▶ [Text excerpt]
Defining when to place something in the database is
behavior-dependent. For instance, if an IDS finds the signature for a
well known attack (e.g., Slammer) then it could record an event
immediately. However, an SSH connection that attempts to
log in with a bad username one time may not be cause for recording an
event (given that someone might have made a mistake or a typo). Or,
this might warrant a delay in the inserting of the event in the
database to better ascertain whether the SSH service is
under attack.
To add credence to a reporter's database entry we allow for the
insertion of witness statements in the database. These
records do not indicate particular behavior, rather they indicate that the
witness indeed observed some element that is purported to be part of
the behavior. One possible source of witnesses would be in the routers
that forwarded the unwanted traffic to the reporter. If such
routers kept records of the traffic traversing their
networks in digest form (e.g., for traceback [10] or
for reporting packet obituaries [2]), the reporter
could request these systems to insert witness statements into the
database (signed by the witness' public key).
The statements form
the basis of an audit trail that at least supports the reporter's
contention that a particular traffic stream arrived. In keeping
with the locally-determined nature of decision-making in our system,
the precise use of this audit trail in assessing a reporter's reputation
or setting policy is left for each database user to determine.
A final item for the database to store is annotations of records
based on their use (or not) in setting policy. In its simplest form,
sites or hosts that make use
of a record in forming a decision to treat some traffic in a
non-standard way (blocking, rate-limiting, heightened surveillance)
can sign that
record to indicate that they used the information to form policy.
These hosts are indicating that they have used this
record as part of their policy in how to treat an actor without
actually observing specific behavior (which would cause an independent
behavior report to be entered). The signatory mechanism is
designed to play a part in determining the reputation of reporters
by recording which of these reports other sites have found useful.
The decision to use a particular attack record in the database, or
to sign and report its usage, does not need to be solely based on
the information from the database. It could be partially based on
local policy and observation, as well. For instance, a report of an
IP address as a scanner by some arbitrary reporter may not be
believed on its own. However, if an incoming packet from that
address is destined for a dark portion of a site's address space,
then these two pieces of information together may be enough to enact
a policy of blocking the given IP address. In this case, the given
record in the database should be signed to indicate that it played a
part in designing a particular policy.
Finally, we envision two possible refinements to the use of signatories.
The first is the reporting of negative use; i.e., that a site decided
not to use a reporter's report about a given actor. This allows other
sites to more quickly learn of the skepticism of peers they deem trustworthy.
The second is follow-up, in which sites later report whether
subsequent activity led them to a different conclusion than they
formed initially. Follow-up is basically a form of report revocation,
per § 5.
3 Policy
The point of the database is to inform local security decisions with
a broader context than that which can be locally collected. The
database does not determine that a given actor is somehow malicious
(or, more generally, exhibited a particular behavior). Rather, it
simply stores and provides reports from sites that have made such
determinations. The reports from the distributed database can be
combined with any other information on-hand (e.g., IDS records or
topology information) to make policy decisions. In using
such reports a key component is trust. The consumers of
the reports have to somehow trust that the report providers
inserted valid records in the database.

▶ [Dataset excerpt]
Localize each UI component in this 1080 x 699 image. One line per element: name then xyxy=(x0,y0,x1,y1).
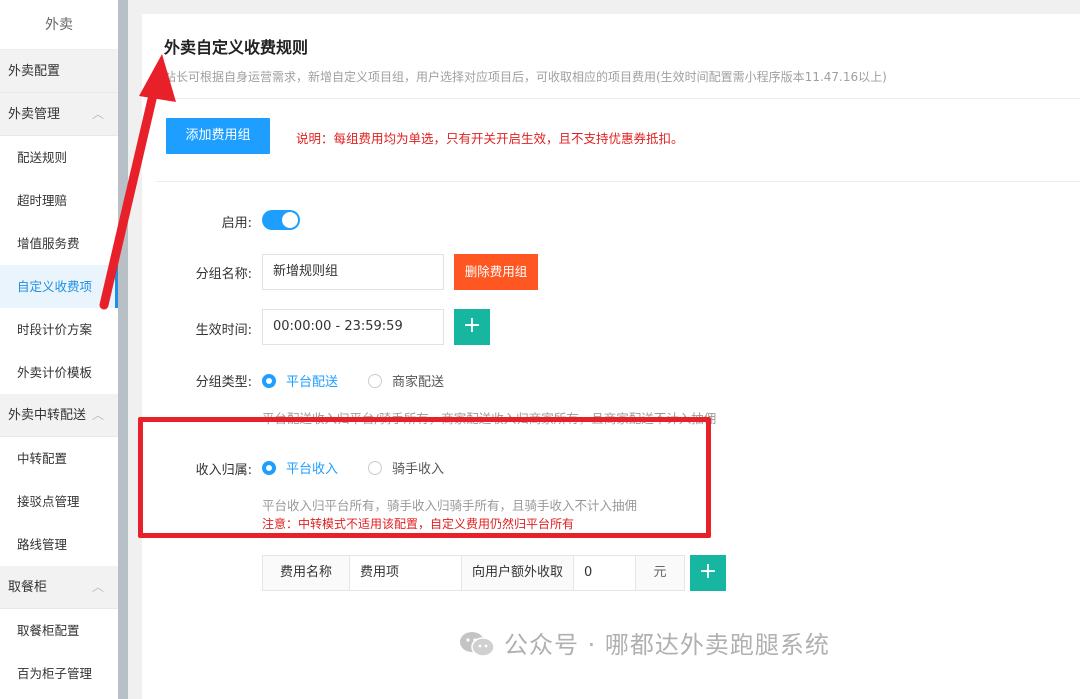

▶ [Required work] Resume the passage on the shared attack-report database, continuing directly after its final sentence about trust in report providers.

▶ [Output]
Database records could be invalid for three reasons: (i) the
record provider makes inaccurate assessments of an actor's behavior,
(ii) the record provider is intentionally inserting inaccurate
records in an attempt to use the database as the basis of a
denial-of-service attack on an actor (or, more generally, to
frame an actor), or (iii) the information contained in the
record was accurate at one time but is now out-of-date. To address
the first two validity issues we depend on a reporter's
locally-determined reputation to assess the degree to which the information
will be trusted. The third issue is addressed by aging information
in the database.
As discussed in § 2, each entry in the database is signed
by the reporter. We do not impose a tight coupling between the
identity of the reporter and the key used to sign records; rather the
history of the key's reports can be used to assess a
reporter's aptitude in determining malicious behavior. Reputation is
a local calculation based on various pieces of information culled
from the database. See, for example, [1] for an illustration
of one particular
scheme for using a distributed database to assess the reputation of
participants in a peer-to-peer system. We leave a concrete
definition of reputation as future work (and, indeed, there can be
various calculations depending on what a particular site values);
however, we note several aspects that could be taken into account
when assessing the fidelity of reporter X:
-
- The number of distinct reporters (and their reputations)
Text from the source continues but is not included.